| WHAT THE EXERCISE ASKS |
Which lines in the records below contain the word "List"? Copy each of those lines.

-- start SOURCE RECORDS --

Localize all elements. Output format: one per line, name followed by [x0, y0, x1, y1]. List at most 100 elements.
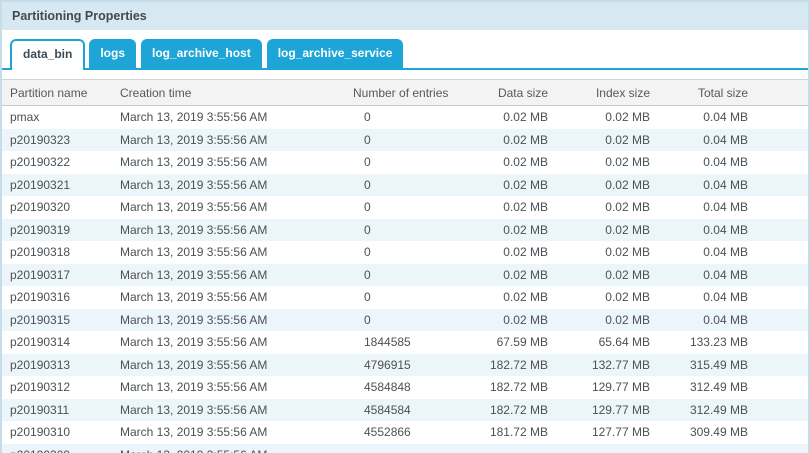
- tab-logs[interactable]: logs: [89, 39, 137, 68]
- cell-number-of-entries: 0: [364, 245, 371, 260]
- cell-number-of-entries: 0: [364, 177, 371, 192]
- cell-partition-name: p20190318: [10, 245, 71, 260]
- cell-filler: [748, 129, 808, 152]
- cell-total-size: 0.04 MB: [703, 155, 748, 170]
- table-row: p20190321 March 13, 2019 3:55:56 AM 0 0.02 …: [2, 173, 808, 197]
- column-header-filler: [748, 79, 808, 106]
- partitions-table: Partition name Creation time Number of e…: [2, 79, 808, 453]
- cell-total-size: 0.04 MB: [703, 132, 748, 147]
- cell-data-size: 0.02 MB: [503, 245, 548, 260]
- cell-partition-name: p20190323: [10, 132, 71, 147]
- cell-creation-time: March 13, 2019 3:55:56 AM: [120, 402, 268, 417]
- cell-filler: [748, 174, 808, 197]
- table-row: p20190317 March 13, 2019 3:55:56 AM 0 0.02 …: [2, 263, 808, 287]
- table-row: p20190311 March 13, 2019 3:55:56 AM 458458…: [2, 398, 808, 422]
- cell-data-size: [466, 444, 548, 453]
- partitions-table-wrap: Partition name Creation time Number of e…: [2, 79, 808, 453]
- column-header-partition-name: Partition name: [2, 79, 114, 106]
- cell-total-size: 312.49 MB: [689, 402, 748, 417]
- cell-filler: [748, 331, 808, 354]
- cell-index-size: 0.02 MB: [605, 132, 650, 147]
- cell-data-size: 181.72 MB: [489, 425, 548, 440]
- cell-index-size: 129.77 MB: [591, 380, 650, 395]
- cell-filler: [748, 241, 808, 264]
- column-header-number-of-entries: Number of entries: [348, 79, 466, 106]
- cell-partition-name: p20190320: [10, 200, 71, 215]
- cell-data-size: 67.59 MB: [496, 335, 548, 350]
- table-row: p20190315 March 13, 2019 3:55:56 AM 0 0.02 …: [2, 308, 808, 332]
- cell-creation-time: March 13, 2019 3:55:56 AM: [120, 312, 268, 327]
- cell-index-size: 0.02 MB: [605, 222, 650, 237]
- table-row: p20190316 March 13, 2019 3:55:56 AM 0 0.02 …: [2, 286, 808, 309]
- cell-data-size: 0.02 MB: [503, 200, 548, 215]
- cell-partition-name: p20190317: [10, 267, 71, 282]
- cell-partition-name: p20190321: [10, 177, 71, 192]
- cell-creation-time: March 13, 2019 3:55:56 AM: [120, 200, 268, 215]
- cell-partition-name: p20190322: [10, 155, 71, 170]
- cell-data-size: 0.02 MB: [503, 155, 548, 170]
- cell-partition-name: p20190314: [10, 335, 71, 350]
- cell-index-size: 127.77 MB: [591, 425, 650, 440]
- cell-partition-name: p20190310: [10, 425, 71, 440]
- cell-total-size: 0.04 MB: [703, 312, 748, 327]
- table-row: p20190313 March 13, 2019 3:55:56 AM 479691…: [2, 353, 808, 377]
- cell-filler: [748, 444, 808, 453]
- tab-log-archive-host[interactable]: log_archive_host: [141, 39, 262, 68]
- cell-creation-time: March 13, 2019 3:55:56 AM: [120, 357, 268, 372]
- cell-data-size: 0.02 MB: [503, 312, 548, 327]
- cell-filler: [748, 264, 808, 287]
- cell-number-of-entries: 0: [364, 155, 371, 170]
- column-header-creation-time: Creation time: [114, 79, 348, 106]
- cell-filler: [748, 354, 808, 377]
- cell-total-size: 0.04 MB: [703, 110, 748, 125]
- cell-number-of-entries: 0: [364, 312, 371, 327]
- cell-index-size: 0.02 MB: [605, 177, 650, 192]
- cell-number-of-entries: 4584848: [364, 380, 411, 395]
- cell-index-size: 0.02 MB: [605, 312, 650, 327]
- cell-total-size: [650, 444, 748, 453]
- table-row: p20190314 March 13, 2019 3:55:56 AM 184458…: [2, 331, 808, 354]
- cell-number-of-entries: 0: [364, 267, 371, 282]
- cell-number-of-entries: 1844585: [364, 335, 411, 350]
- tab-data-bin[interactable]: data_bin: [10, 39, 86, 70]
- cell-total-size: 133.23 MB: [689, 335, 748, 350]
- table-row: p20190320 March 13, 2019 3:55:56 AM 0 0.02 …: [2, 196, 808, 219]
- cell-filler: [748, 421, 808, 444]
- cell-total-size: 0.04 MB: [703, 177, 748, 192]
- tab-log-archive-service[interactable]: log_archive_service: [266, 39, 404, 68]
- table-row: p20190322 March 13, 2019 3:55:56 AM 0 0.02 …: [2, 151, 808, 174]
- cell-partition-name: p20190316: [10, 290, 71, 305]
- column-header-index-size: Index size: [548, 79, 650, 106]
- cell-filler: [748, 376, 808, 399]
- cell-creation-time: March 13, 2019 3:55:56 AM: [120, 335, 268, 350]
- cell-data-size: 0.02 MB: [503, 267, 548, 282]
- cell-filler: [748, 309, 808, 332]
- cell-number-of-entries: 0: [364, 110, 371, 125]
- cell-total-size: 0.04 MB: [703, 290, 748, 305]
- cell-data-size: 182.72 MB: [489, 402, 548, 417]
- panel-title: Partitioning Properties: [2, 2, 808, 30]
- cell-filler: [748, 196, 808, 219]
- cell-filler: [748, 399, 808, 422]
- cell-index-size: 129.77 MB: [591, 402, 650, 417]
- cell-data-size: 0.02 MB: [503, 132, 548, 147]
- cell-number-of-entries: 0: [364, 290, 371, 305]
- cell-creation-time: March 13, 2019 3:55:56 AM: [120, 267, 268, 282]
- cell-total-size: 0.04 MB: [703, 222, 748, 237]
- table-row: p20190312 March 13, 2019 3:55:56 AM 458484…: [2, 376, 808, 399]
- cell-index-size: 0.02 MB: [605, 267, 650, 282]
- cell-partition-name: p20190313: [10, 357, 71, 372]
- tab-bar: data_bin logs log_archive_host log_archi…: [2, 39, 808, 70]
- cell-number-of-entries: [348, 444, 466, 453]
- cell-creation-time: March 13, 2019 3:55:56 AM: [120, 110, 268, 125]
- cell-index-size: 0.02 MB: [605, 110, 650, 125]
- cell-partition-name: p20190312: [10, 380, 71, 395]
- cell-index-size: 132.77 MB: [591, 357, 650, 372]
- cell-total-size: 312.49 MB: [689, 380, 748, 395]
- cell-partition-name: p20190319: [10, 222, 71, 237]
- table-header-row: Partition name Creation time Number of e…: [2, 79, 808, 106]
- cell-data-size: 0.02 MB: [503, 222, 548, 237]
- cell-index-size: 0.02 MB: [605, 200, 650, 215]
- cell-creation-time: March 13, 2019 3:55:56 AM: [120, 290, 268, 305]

-- end SOURCE RECORDS --
-- start SOURCE RECORDS --

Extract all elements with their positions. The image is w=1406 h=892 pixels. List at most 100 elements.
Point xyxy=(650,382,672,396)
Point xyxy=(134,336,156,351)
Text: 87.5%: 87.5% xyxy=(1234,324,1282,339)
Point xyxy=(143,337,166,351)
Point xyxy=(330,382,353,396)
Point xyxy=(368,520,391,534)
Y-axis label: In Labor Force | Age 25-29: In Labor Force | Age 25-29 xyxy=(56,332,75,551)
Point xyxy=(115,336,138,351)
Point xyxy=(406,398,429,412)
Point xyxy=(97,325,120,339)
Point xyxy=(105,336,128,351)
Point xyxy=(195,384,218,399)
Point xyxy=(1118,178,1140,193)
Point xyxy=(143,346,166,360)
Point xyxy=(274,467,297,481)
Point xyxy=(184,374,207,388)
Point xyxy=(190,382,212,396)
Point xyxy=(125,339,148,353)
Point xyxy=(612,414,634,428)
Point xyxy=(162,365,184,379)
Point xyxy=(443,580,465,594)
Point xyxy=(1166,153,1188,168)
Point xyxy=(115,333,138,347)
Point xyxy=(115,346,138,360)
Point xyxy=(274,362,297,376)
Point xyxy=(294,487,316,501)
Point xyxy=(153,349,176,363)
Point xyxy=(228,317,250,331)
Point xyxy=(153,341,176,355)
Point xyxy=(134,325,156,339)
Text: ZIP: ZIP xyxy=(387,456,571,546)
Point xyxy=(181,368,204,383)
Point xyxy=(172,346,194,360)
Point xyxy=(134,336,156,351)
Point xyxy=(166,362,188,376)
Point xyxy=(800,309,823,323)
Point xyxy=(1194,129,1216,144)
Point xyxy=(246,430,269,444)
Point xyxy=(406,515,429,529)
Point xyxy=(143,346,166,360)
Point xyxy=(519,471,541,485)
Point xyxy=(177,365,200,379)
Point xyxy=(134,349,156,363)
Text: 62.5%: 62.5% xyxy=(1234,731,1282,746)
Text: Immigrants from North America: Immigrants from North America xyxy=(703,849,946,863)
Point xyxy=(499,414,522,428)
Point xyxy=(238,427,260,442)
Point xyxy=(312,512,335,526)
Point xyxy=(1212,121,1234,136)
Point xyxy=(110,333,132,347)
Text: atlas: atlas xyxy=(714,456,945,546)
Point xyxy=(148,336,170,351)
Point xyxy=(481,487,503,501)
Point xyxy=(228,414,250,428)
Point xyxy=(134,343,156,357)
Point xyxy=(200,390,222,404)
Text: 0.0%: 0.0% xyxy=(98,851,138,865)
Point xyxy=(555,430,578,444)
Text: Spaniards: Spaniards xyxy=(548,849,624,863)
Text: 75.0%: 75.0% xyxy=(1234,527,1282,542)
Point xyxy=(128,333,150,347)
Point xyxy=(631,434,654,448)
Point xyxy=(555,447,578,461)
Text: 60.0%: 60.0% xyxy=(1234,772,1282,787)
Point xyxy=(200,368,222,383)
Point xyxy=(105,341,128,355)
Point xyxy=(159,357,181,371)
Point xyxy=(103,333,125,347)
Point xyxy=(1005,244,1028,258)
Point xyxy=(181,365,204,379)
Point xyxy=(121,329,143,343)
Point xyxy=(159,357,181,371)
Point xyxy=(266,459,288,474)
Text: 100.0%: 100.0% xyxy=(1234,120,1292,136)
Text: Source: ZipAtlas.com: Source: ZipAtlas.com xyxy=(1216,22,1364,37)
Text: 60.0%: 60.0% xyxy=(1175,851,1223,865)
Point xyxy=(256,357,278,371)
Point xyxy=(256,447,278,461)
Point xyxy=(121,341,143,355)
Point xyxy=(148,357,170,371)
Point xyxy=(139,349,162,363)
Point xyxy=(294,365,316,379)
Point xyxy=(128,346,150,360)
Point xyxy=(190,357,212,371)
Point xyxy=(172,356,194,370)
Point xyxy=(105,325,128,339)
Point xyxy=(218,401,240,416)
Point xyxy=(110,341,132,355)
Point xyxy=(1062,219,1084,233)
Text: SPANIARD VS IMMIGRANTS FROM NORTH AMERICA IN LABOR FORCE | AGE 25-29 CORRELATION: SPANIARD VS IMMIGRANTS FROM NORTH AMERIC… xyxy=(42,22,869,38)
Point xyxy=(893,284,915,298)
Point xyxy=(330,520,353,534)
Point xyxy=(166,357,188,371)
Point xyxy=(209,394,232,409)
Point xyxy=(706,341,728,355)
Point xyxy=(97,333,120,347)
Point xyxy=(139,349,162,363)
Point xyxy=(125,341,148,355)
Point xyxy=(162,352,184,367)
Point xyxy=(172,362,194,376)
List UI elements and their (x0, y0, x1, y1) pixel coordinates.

-- end SOURCE RECORDS --

| RESULT FOR THIS TASK |
Localize all elements. Output format: one per line, name followed by [x0, y0, x1, y1]. List at most 100 elements.
Extract all elements with their positions. The image is w=1406 h=892 pixels. List at most 100 elements.
List UI elements and their (x0, y0, x1, y1) pixel coordinates.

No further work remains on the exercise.